**To be done**
Recast the part of the listing that opens with the line containing "Output each element" and closes with the line containing "- email-label: Email:: [0, 109, 49, 125]", both included, as a Markdown table with the columns Index and Text. Give each line its row number and leave out blank lines.

* * *

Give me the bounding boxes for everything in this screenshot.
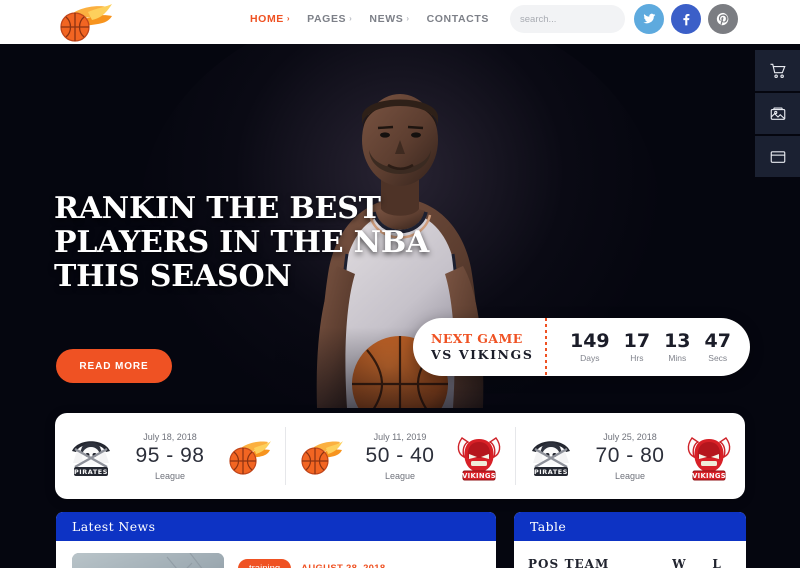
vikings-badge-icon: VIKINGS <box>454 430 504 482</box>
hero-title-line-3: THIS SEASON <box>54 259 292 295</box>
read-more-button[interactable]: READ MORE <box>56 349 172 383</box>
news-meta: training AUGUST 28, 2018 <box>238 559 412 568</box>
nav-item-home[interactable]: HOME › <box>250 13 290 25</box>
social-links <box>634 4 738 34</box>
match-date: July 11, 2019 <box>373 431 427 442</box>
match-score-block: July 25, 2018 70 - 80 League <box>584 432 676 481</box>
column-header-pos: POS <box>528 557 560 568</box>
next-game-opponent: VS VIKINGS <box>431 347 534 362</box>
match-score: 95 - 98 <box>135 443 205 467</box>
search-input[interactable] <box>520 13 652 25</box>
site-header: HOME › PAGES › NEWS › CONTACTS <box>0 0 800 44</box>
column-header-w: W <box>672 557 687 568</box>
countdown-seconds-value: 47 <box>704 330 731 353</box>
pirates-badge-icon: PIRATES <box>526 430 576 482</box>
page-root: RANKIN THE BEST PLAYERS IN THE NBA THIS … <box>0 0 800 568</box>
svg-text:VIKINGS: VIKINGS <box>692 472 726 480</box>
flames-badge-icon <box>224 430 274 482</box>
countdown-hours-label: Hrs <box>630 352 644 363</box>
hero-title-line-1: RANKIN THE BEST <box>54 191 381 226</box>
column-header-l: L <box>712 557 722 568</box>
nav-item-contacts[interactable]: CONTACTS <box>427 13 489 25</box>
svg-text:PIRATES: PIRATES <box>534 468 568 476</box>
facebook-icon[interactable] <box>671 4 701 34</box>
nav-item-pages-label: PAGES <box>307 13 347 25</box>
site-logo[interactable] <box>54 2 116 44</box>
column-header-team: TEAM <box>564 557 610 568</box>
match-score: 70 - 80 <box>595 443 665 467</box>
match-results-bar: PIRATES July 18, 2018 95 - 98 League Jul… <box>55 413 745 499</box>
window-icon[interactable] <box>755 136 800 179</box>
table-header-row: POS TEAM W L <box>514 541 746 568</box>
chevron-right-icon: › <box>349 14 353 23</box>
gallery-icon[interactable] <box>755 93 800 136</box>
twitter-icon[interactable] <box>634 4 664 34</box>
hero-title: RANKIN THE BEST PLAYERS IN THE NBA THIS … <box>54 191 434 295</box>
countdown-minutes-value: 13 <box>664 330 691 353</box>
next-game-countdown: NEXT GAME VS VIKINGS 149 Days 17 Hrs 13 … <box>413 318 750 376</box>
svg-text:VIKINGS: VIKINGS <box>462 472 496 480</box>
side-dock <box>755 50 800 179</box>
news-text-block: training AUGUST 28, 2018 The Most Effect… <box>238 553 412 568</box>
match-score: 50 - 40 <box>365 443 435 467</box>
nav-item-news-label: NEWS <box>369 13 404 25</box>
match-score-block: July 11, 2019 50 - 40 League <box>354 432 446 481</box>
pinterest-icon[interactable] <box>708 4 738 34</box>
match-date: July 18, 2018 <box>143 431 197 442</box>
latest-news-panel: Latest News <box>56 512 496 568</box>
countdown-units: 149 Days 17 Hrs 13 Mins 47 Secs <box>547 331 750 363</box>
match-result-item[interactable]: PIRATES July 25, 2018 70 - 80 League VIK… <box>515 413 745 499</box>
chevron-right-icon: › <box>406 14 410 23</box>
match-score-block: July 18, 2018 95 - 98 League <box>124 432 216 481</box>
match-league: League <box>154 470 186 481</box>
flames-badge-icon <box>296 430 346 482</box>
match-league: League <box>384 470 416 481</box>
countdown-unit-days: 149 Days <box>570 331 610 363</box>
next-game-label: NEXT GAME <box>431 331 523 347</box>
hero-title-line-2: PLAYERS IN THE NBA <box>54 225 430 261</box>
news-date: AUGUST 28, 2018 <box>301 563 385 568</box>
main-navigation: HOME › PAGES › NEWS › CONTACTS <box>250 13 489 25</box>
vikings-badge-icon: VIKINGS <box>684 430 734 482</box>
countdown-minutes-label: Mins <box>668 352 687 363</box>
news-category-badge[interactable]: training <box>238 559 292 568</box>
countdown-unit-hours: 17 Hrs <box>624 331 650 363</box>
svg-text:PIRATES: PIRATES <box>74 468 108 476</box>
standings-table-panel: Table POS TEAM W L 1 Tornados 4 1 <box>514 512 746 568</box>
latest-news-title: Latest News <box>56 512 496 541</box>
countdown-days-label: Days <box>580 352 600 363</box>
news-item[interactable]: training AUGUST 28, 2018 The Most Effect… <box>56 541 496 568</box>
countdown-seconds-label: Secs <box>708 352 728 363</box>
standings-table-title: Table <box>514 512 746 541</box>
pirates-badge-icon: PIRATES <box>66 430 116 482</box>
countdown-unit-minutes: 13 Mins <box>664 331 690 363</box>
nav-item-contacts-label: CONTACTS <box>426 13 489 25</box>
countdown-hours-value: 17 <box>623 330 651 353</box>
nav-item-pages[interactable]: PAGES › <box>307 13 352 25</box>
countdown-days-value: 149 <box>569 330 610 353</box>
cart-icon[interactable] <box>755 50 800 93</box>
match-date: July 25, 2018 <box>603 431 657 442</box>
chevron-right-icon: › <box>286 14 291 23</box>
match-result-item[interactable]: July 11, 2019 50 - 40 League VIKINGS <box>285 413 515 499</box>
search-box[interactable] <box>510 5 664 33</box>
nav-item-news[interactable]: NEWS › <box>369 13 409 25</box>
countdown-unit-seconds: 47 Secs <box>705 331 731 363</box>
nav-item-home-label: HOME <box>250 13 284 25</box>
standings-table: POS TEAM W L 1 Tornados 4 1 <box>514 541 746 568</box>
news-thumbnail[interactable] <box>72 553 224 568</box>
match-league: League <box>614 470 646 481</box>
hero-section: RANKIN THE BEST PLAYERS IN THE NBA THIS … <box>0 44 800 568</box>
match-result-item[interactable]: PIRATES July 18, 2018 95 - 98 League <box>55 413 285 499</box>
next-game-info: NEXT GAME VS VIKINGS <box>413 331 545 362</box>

* * *

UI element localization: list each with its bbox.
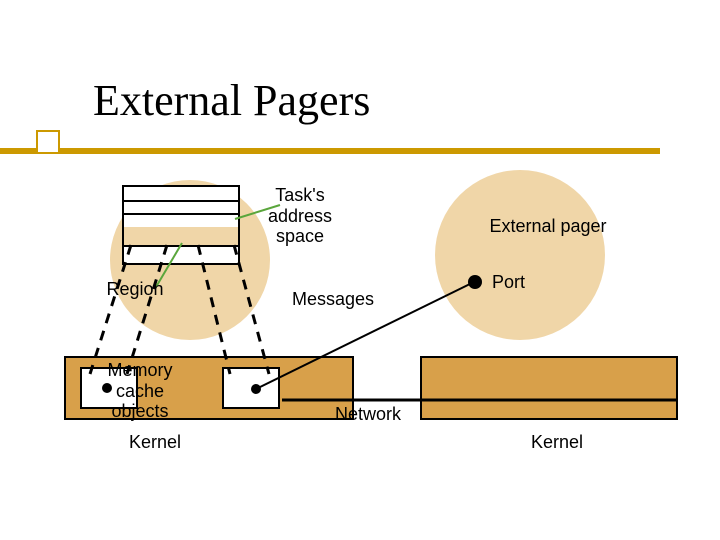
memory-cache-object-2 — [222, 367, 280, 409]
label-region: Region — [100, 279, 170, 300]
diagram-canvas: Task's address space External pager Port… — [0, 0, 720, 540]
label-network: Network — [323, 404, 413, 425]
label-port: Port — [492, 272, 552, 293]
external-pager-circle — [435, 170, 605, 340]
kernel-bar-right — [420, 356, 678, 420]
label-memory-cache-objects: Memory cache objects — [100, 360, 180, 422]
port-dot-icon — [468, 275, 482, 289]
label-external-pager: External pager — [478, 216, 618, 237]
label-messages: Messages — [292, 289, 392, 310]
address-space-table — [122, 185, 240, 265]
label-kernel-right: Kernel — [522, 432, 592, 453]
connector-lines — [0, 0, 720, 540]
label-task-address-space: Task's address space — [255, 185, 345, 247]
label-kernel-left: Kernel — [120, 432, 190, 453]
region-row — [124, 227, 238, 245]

* * *

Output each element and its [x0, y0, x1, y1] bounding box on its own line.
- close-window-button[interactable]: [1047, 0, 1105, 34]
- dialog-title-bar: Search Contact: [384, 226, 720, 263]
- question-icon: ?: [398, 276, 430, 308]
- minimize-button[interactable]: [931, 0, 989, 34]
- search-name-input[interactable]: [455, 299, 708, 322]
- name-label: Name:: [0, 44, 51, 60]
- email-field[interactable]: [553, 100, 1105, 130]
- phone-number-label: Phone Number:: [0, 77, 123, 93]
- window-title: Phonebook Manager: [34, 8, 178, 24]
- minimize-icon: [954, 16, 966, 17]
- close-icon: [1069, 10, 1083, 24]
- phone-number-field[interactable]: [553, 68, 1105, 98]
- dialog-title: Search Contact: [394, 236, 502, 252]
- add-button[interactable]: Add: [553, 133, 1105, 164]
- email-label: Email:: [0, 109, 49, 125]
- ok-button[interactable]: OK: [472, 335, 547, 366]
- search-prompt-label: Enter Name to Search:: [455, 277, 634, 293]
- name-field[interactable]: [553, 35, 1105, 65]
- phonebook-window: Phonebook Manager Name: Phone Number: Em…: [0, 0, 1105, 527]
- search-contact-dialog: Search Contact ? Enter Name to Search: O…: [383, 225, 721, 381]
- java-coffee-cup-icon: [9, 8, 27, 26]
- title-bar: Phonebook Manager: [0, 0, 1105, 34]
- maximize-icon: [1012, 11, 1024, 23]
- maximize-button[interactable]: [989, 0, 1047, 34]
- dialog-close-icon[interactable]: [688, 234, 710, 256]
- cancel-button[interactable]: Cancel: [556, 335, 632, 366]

* * *

**Exercise output**
| Index | Text |
|---|---|
| 1 | Output each element and its [x0, y0, x1, y1] bounding box on its own line. |
| 2 | - close-window-button[interactable]: [1047, 0, 1105, 34] |
| 3 | - dialog-title-bar: Search Contact: [384, 226, 720, 263] |
| 4 | - question-icon: ?: [398, 276, 430, 308] |
| 5 | - minimize-button[interactable]: [931, 0, 989, 34] |
| 6 | - search-name-input[interactable]: [455, 299, 708, 322] |
| 7 | - name-label: Name:: [0, 44, 51, 60] |
| 8 | - email-field[interactable]: [553, 100, 1105, 130] |
| 9 | - phone-number-label: Phone Number:: [0, 77, 123, 93] |
| 10 | - window-title: Phonebook Manager: [34, 8, 178, 24] |
| 11 | - minimize-icon: [954, 16, 966, 17] |
| 12 | - close-icon: [1069, 10, 1083, 24] |
| 13 | - phone-number-field[interactable]: [553, 68, 1105, 98] |
| 14 | - dialog-title: Search Contact: [394, 236, 502, 252] |
| 15 | - add-button[interactable]: Add: [553, 133, 1105, 164] |
| 16 | - email-label: Email:: [0, 109, 49, 125] |